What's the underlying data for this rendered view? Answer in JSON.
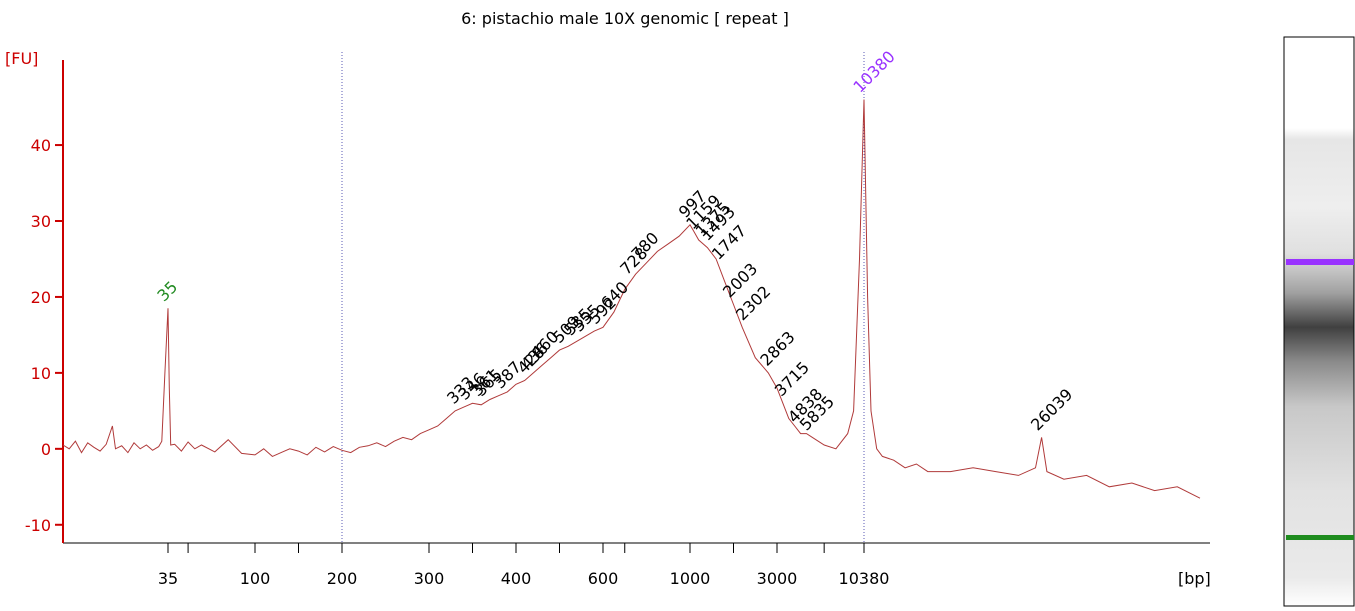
{
  "chart_data": {
    "type": "line",
    "title": "6: pistachio male 10X genomic  [ repeat ]",
    "y_label": "[FU]",
    "x_label": "[bp]",
    "ylim": [
      -12.4,
      51.2
    ],
    "yticks": [
      -10,
      0,
      10,
      20,
      30,
      40
    ],
    "xlim": [
      1,
      40000
    ],
    "xticks": [
      35,
      100,
      200,
      300,
      400,
      600,
      1000,
      3000,
      10380
    ],
    "xminor": [
      50,
      150,
      350,
      500,
      700,
      2000,
      7000
    ],
    "region_markers": [
      200,
      10380
    ],
    "axis_color": "#cc0000",
    "trace": {
      "color": "#b03a3a",
      "x": [
        1,
        3,
        5,
        7,
        9,
        11,
        13,
        15,
        17,
        18,
        20,
        22,
        24,
        26,
        28,
        30,
        32,
        33,
        34,
        35,
        36,
        37,
        40,
        45,
        50,
        55,
        60,
        70,
        80,
        90,
        100,
        110,
        120,
        130,
        140,
        150,
        160,
        170,
        180,
        190,
        200,
        210,
        220,
        230,
        240,
        250,
        260,
        270,
        280,
        290,
        300,
        310,
        320,
        330,
        340,
        350,
        360,
        370,
        380,
        390,
        400,
        420,
        440,
        460,
        480,
        500,
        520,
        550,
        580,
        600,
        650,
        700,
        750,
        800,
        850,
        900,
        950,
        1000,
        1100,
        1200,
        1400,
        1600,
        1800,
        2000,
        2200,
        2500,
        2800,
        3000,
        3500,
        4000,
        4500,
        5000,
        5500,
        6000,
        7000,
        8000,
        9000,
        9500,
        10000,
        10380,
        10700,
        11000,
        11500,
        12000,
        13000,
        14000,
        15000,
        16000,
        18000,
        20000,
        22000,
        24000,
        25500,
        26039,
        26500,
        28000,
        30000,
        32000,
        34000,
        36000,
        38000,
        40000
      ],
      "values": [
        0.5,
        0,
        1,
        -0.5,
        0.8,
        0.2,
        -0.3,
        0.6,
        3,
        0,
        0.4,
        -0.5,
        0.8,
        0,
        0.5,
        -0.2,
        0.3,
        1,
        10,
        18.5,
        8,
        0.5,
        0.6,
        -0.3,
        0.9,
        0,
        0.5,
        -0.4,
        1.2,
        -0.6,
        -0.8,
        0,
        -1,
        -0.5,
        0,
        -0.3,
        -0.8,
        0.2,
        -0.4,
        0.3,
        -0.2,
        -0.5,
        0.2,
        0.4,
        0.8,
        0.3,
        1,
        1.5,
        1.2,
        2,
        2.5,
        3,
        4,
        5,
        5.5,
        6,
        5.8,
        6.5,
        7,
        7.5,
        8.5,
        9,
        10,
        11,
        12,
        13,
        13.5,
        14.5,
        15.5,
        16,
        18,
        21,
        23,
        24.5,
        26,
        27,
        28,
        29.5,
        28.5,
        27.5,
        26.5,
        25,
        22,
        19,
        16,
        12,
        10,
        8,
        6,
        4,
        3,
        2,
        2,
        1.5,
        0.5,
        0,
        2,
        5,
        25,
        46,
        20,
        5,
        0,
        -1,
        -1.5,
        -2.5,
        -2,
        -3,
        -3,
        -2.5,
        -3,
        -3.5,
        -2.5,
        1.5,
        -3,
        -4,
        -3.5,
        -5,
        -4.5,
        -5.5,
        -5,
        -6.5
      ]
    },
    "peaks": {
      "x": [
        35,
        333,
        346,
        361,
        365,
        387,
        428,
        436,
        460,
        509,
        535,
        555,
        592,
        640,
        728,
        780,
        997,
        1159,
        1375,
        1493,
        1747,
        2003,
        2302,
        2863,
        3715,
        4838,
        5835,
        10380,
        26039
      ],
      "values": [
        18.5,
        5,
        5.5,
        6,
        6,
        7,
        9,
        9.5,
        11,
        13,
        14,
        14.5,
        15.5,
        17.5,
        22,
        24,
        29.5,
        28,
        27,
        26.5,
        24,
        19,
        16,
        10,
        6,
        2.5,
        1.5,
        46,
        1.5
      ],
      "colors": [
        "#228b22",
        "#000",
        "#000",
        "#000",
        "#000",
        "#000",
        "#000",
        "#000",
        "#000",
        "#000",
        "#000",
        "#000",
        "#000",
        "#000",
        "#000",
        "#000",
        "#000",
        "#000",
        "#000",
        "#000",
        "#000",
        "#000",
        "#000",
        "#000",
        "#000",
        "#000",
        "#000",
        "#9932ff",
        "#000"
      ]
    }
  }
}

:::

What the exercise asks.
Please transcribe the listing exactly as it stands, but omit its pictures.

Answer box.
What's the underlying data for this rendered view? Answer in JSON.
{
  "chart_data": {
    "type": "line",
    "title": "6: pistachio male 10X genomic  [ repeat ]",
    "y_label": "[FU]",
    "x_label": "[bp]",
    "ylim": [
      -12.4,
      51.2
    ],
    "yticks": [
      -10,
      0,
      10,
      20,
      30,
      40
    ],
    "xlim": [
      1,
      40000
    ],
    "xticks": [
      35,
      100,
      200,
      300,
      400,
      600,
      1000,
      3000,
      10380
    ],
    "xminor": [
      50,
      150,
      350,
      500,
      700,
      2000,
      7000
    ],
    "region_markers": [
      200,
      10380
    ],
    "axis_color": "#cc0000",
    "trace": {
      "color": "#b03a3a",
      "x": [
        1,
        3,
        5,
        7,
        9,
        11,
        13,
        15,
        17,
        18,
        20,
        22,
        24,
        26,
        28,
        30,
        32,
        33,
        34,
        35,
        36,
        37,
        40,
        45,
        50,
        55,
        60,
        70,
        80,
        90,
        100,
        110,
        120,
        130,
        140,
        150,
        160,
        170,
        180,
        190,
        200,
        210,
        220,
        230,
        240,
        250,
        260,
        270,
        280,
        290,
        300,
        310,
        320,
        330,
        340,
        350,
        360,
        370,
        380,
        390,
        400,
        420,
        440,
        460,
        480,
        500,
        520,
        550,
        580,
        600,
        650,
        700,
        750,
        800,
        850,
        900,
        950,
        1000,
        1100,
        1200,
        1400,
        1600,
        1800,
        2000,
        2200,
        2500,
        2800,
        3000,
        3500,
        4000,
        4500,
        5000,
        5500,
        6000,
        7000,
        8000,
        9000,
        9500,
        10000,
        10380,
        10700,
        11000,
        11500,
        12000,
        13000,
        14000,
        15000,
        16000,
        18000,
        20000,
        22000,
        24000,
        25500,
        26039,
        26500,
        28000,
        30000,
        32000,
        34000,
        36000,
        38000,
        40000
      ],
      "values": [
        0.5,
        0,
        1,
        -0.5,
        0.8,
        0.2,
        -0.3,
        0.6,
        3,
        0,
        0.4,
        -0.5,
        0.8,
        0,
        0.5,
        -0.2,
        0.3,
        1,
        10,
        18.5,
        8,
        0.5,
        0.6,
        -0.3,
        0.9,
        0,
        0.5,
        -0.4,
        1.2,
        -0.6,
        -0.8,
        0,
        -1,
        -0.5,
        0,
        -0.3,
        -0.8,
        0.2,
        -0.4,
        0.3,
        -0.2,
        -0.5,
        0.2,
        0.4,
        0.8,
        0.3,
        1,
        1.5,
        1.2,
        2,
        2.5,
        3,
        4,
        5,
        5.5,
        6,
        5.8,
        6.5,
        7,
        7.5,
        8.5,
        9,
        10,
        11,
        12,
        13,
        13.5,
        14.5,
        15.5,
        16,
        18,
        21,
        23,
        24.5,
        26,
        27,
        28,
        29.5,
        28.5,
        27.5,
        26.5,
        25,
        22,
        19,
        16,
        12,
        10,
        8,
        6,
        4,
        3,
        2,
        2,
        1.5,
        0.5,
        0,
        2,
        5,
        25,
        46,
        20,
        5,
        0,
        -1,
        -1.5,
        -2.5,
        -2,
        -3,
        -3,
        -2.5,
        -3,
        -3.5,
        -2.5,
        1.5,
        -3,
        -4,
        -3.5,
        -5,
        -4.5,
        -5.5,
        -5,
        -6.5
      ]
    },
    "peaks": {
      "x": [
        35,
        333,
        346,
        361,
        365,
        387,
        428,
        436,
        460,
        509,
        535,
        555,
        592,
        640,
        728,
        780,
        997,
        1159,
        1375,
        1493,
        1747,
        2003,
        2302,
        2863,
        3715,
        4838,
        5835,
        10380,
        26039
      ],
      "values": [
        18.5,
        5,
        5.5,
        6,
        6,
        7,
        9,
        9.5,
        11,
        13,
        14,
        14.5,
        15.5,
        17.5,
        22,
        24,
        29.5,
        28,
        27,
        26.5,
        24,
        19,
        16,
        10,
        6,
        2.5,
        1.5,
        46,
        1.5
      ],
      "colors": [
        "#228b22",
        "#000",
        "#000",
        "#000",
        "#000",
        "#000",
        "#000",
        "#000",
        "#000",
        "#000",
        "#000",
        "#000",
        "#000",
        "#000",
        "#000",
        "#000",
        "#000",
        "#000",
        "#000",
        "#000",
        "#000",
        "#000",
        "#000",
        "#000",
        "#000",
        "#000",
        "#000",
        "#9932ff",
        "#000"
      ]
    }
  }
}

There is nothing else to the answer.